**What you have to do**
Restate all the material verbatim, except for the pictures.

**Input**
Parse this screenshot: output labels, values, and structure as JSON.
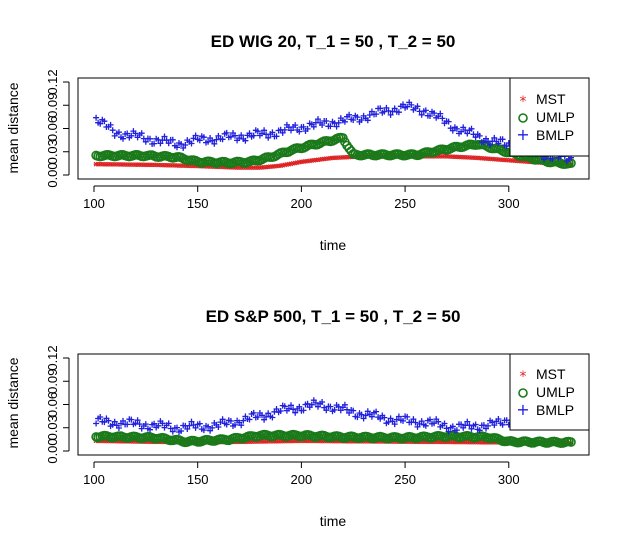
{
  "chart_data": [
    {
      "type": "scatter",
      "title": "ED WIG 20, T_1 = 50 , T_2 = 50",
      "xlabel": "time",
      "ylabel": "mean distance",
      "xlim": [
        100,
        330
      ],
      "ylim": [
        0,
        0.12
      ],
      "xticks": [
        100,
        150,
        200,
        250,
        300
      ],
      "yticks": [
        0.0,
        0.03,
        0.06,
        0.09,
        0.12
      ],
      "xtick_labels": [
        "100",
        "150",
        "200",
        "250",
        "300"
      ],
      "ytick_labels": [
        "0.00",
        "0.03",
        "0.06",
        "0.09",
        "0.12"
      ],
      "legend_position": "top-right",
      "grid": false,
      "series": [
        {
          "name": "MST",
          "marker": "*",
          "color": "#dd2222",
          "knots": [
            [
              101,
              0.014
            ],
            [
              130,
              0.013
            ],
            [
              150,
              0.0115
            ],
            [
              170,
              0.0095
            ],
            [
              180,
              0.0095
            ],
            [
              190,
              0.012
            ],
            [
              200,
              0.017
            ],
            [
              215,
              0.022
            ],
            [
              230,
              0.024
            ],
            [
              250,
              0.024
            ],
            [
              270,
              0.024
            ],
            [
              285,
              0.022
            ],
            [
              300,
              0.019
            ],
            [
              315,
              0.016
            ],
            [
              330,
              0.014
            ]
          ]
        },
        {
          "name": "UMLP",
          "marker": "o",
          "color": "#1a7a1a",
          "knots": [
            [
              101,
              0.025
            ],
            [
              125,
              0.025
            ],
            [
              140,
              0.023
            ],
            [
              150,
              0.017
            ],
            [
              165,
              0.016
            ],
            [
              175,
              0.017
            ],
            [
              185,
              0.023
            ],
            [
              195,
              0.032
            ],
            [
              210,
              0.042
            ],
            [
              220,
              0.048
            ],
            [
              225,
              0.026
            ],
            [
              240,
              0.026
            ],
            [
              255,
              0.026
            ],
            [
              275,
              0.036
            ],
            [
              285,
              0.04
            ],
            [
              295,
              0.033
            ],
            [
              310,
              0.022
            ],
            [
              320,
              0.017
            ],
            [
              330,
              0.014
            ]
          ]
        },
        {
          "name": "BMLP",
          "marker": "+",
          "color": "#2020dd",
          "knots": [
            [
              101,
              0.072
            ],
            [
              110,
              0.055
            ],
            [
              120,
              0.05
            ],
            [
              130,
              0.045
            ],
            [
              140,
              0.04
            ],
            [
              150,
              0.045
            ],
            [
              170,
              0.05
            ],
            [
              180,
              0.052
            ],
            [
              190,
              0.056
            ],
            [
              200,
              0.062
            ],
            [
              215,
              0.068
            ],
            [
              225,
              0.072
            ],
            [
              240,
              0.082
            ],
            [
              250,
              0.088
            ],
            [
              260,
              0.083
            ],
            [
              275,
              0.06
            ],
            [
              290,
              0.045
            ],
            [
              305,
              0.035
            ],
            [
              320,
              0.025
            ],
            [
              330,
              0.02
            ]
          ]
        }
      ]
    },
    {
      "type": "scatter",
      "title": "ED S&P 500, T_1 = 50 , T_2 = 50",
      "xlabel": "time",
      "ylabel": "mean distance",
      "xlim": [
        100,
        330
      ],
      "ylim": [
        0,
        0.12
      ],
      "xticks": [
        100,
        150,
        200,
        250,
        300
      ],
      "yticks": [
        0.0,
        0.03,
        0.06,
        0.09,
        0.12
      ],
      "xtick_labels": [
        "100",
        "150",
        "200",
        "250",
        "300"
      ],
      "ytick_labels": [
        "0.00",
        "0.03",
        "0.06",
        "0.09",
        "0.12"
      ],
      "legend_position": "top-right",
      "grid": false,
      "series": [
        {
          "name": "MST",
          "marker": "*",
          "color": "#dd2222",
          "knots": [
            [
              101,
              0.013
            ],
            [
              150,
              0.011
            ],
            [
              200,
              0.013
            ],
            [
              250,
              0.012
            ],
            [
              300,
              0.011
            ],
            [
              330,
              0.01
            ]
          ]
        },
        {
          "name": "UMLP",
          "marker": "o",
          "color": "#1a7a1a",
          "knots": [
            [
              101,
              0.019
            ],
            [
              130,
              0.017
            ],
            [
              145,
              0.012
            ],
            [
              165,
              0.015
            ],
            [
              180,
              0.02
            ],
            [
              200,
              0.02
            ],
            [
              220,
              0.018
            ],
            [
              250,
              0.017
            ],
            [
              270,
              0.019
            ],
            [
              290,
              0.018
            ],
            [
              300,
              0.012
            ],
            [
              330,
              0.011
            ]
          ]
        },
        {
          "name": "BMLP",
          "marker": "+",
          "color": "#2020dd",
          "knots": [
            [
              101,
              0.038
            ],
            [
              120,
              0.035
            ],
            [
              140,
              0.03
            ],
            [
              160,
              0.033
            ],
            [
              180,
              0.045
            ],
            [
              195,
              0.055
            ],
            [
              210,
              0.06
            ],
            [
              225,
              0.05
            ],
            [
              245,
              0.04
            ],
            [
              260,
              0.037
            ],
            [
              275,
              0.03
            ],
            [
              295,
              0.035
            ],
            [
              310,
              0.05
            ],
            [
              330,
              0.04
            ]
          ]
        }
      ]
    }
  ]
}
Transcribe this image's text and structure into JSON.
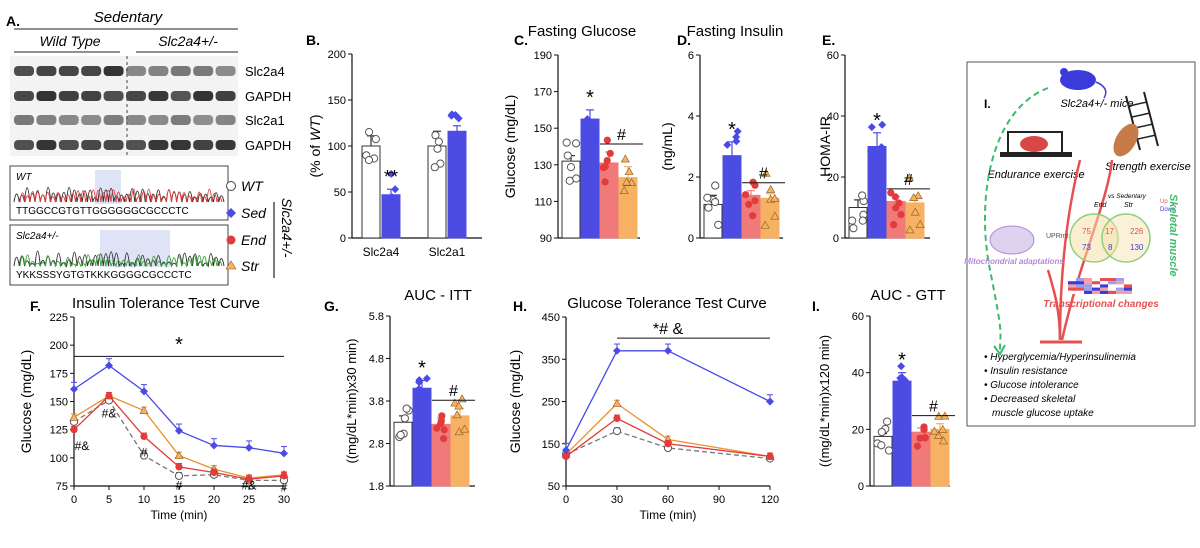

**Full output**
Parse this screenshot: output labels, values, and structure as JSON.
{
  "chart_data": [
    {
      "type": "scatter",
      "title": "ED WIG 20, T_1 = 50 , T_2 = 50",
      "xlabel": "time",
      "ylabel": "mean distance",
      "xlim": [
        100,
        330
      ],
      "ylim": [
        0,
        0.12
      ],
      "xticks": [
        100,
        150,
        200,
        250,
        300
      ],
      "yticks": [
        0.0,
        0.03,
        0.06,
        0.09,
        0.12
      ],
      "xtick_labels": [
        "100",
        "150",
        "200",
        "250",
        "300"
      ],
      "ytick_labels": [
        "0.00",
        "0.03",
        "0.06",
        "0.09",
        "0.12"
      ],
      "legend_position": "top-right",
      "grid": false,
      "series": [
        {
          "name": "MST",
          "marker": "*",
          "color": "#dd2222",
          "knots": [
            [
              101,
              0.014
            ],
            [
              130,
              0.013
            ],
            [
              150,
              0.0115
            ],
            [
              170,
              0.0095
            ],
            [
              180,
              0.0095
            ],
            [
              190,
              0.012
            ],
            [
              200,
              0.017
            ],
            [
              215,
              0.022
            ],
            [
              230,
              0.024
            ],
            [
              250,
              0.024
            ],
            [
              270,
              0.024
            ],
            [
              285,
              0.022
            ],
            [
              300,
              0.019
            ],
            [
              315,
              0.016
            ],
            [
              330,
              0.014
            ]
          ]
        },
        {
          "name": "UMLP",
          "marker": "o",
          "color": "#1a7a1a",
          "knots": [
            [
              101,
              0.025
            ],
            [
              125,
              0.025
            ],
            [
              140,
              0.023
            ],
            [
              150,
              0.017
            ],
            [
              165,
              0.016
            ],
            [
              175,
              0.017
            ],
            [
              185,
              0.023
            ],
            [
              195,
              0.032
            ],
            [
              210,
              0.042
            ],
            [
              220,
              0.048
            ],
            [
              225,
              0.026
            ],
            [
              240,
              0.026
            ],
            [
              255,
              0.026
            ],
            [
              275,
              0.036
            ],
            [
              285,
              0.04
            ],
            [
              295,
              0.033
            ],
            [
              310,
              0.022
            ],
            [
              320,
              0.017
            ],
            [
              330,
              0.014
            ]
          ]
        },
        {
          "name": "BMLP",
          "marker": "+",
          "color": "#2020dd",
          "knots": [
            [
              101,
              0.072
            ],
            [
              110,
              0.055
            ],
            [
              120,
              0.05
            ],
            [
              130,
              0.045
            ],
            [
              140,
              0.04
            ],
            [
              150,
              0.045
            ],
            [
              170,
              0.05
            ],
            [
              180,
              0.052
            ],
            [
              190,
              0.056
            ],
            [
              200,
              0.062
            ],
            [
              215,
              0.068
            ],
            [
              225,
              0.072
            ],
            [
              240,
              0.082
            ],
            [
              250,
              0.088
            ],
            [
              260,
              0.083
            ],
            [
              275,
              0.06
            ],
            [
              290,
              0.045
            ],
            [
              305,
              0.035
            ],
            [
              320,
              0.025
            ],
            [
              330,
              0.02
            ]
          ]
        }
      ]
    },
    {
      "type": "scatter",
      "title": "ED S&P 500, T_1 = 50 , T_2 = 50",
      "xlabel": "time",
      "ylabel": "mean distance",
      "xlim": [
        100,
        330
      ],
      "ylim": [
        0,
        0.12
      ],
      "xticks": [
        100,
        150,
        200,
        250,
        300
      ],
      "yticks": [
        0.0,
        0.03,
        0.06,
        0.09,
        0.12
      ],
      "xtick_labels": [
        "100",
        "150",
        "200",
        "250",
        "300"
      ],
      "ytick_labels": [
        "0.00",
        "0.03",
        "0.06",
        "0.09",
        "0.12"
      ],
      "legend_position": "top-right",
      "grid": false,
      "series": [
        {
          "name": "MST",
          "marker": "*",
          "color": "#dd2222",
          "knots": [
            [
              101,
              0.013
            ],
            [
              150,
              0.011
            ],
            [
              200,
              0.013
            ],
            [
              250,
              0.012
            ],
            [
              300,
              0.011
            ],
            [
              330,
              0.01
            ]
          ]
        },
        {
          "name": "UMLP",
          "marker": "o",
          "color": "#1a7a1a",
          "knots": [
            [
              101,
              0.019
            ],
            [
              130,
              0.017
            ],
            [
              145,
              0.012
            ],
            [
              165,
              0.015
            ],
            [
              180,
              0.02
            ],
            [
              200,
              0.02
            ],
            [
              220,
              0.018
            ],
            [
              250,
              0.017
            ],
            [
              270,
              0.019
            ],
            [
              290,
              0.018
            ],
            [
              300,
              0.012
            ],
            [
              330,
              0.011
            ]
          ]
        },
        {
          "name": "BMLP",
          "marker": "+",
          "color": "#2020dd",
          "knots": [
            [
              101,
              0.038
            ],
            [
              120,
              0.035
            ],
            [
              140,
              0.03
            ],
            [
              160,
              0.033
            ],
            [
              180,
              0.045
            ],
            [
              195,
              0.055
            ],
            [
              210,
              0.06
            ],
            [
              225,
              0.05
            ],
            [
              245,
              0.04
            ],
            [
              260,
              0.037
            ],
            [
              275,
              0.03
            ],
            [
              295,
              0.035
            ],
            [
              310,
              0.05
            ],
            [
              330,
              0.04
            ]
          ]
        }
      ]
    }
  ]
}
Transcribe this image's text and structure into JSON.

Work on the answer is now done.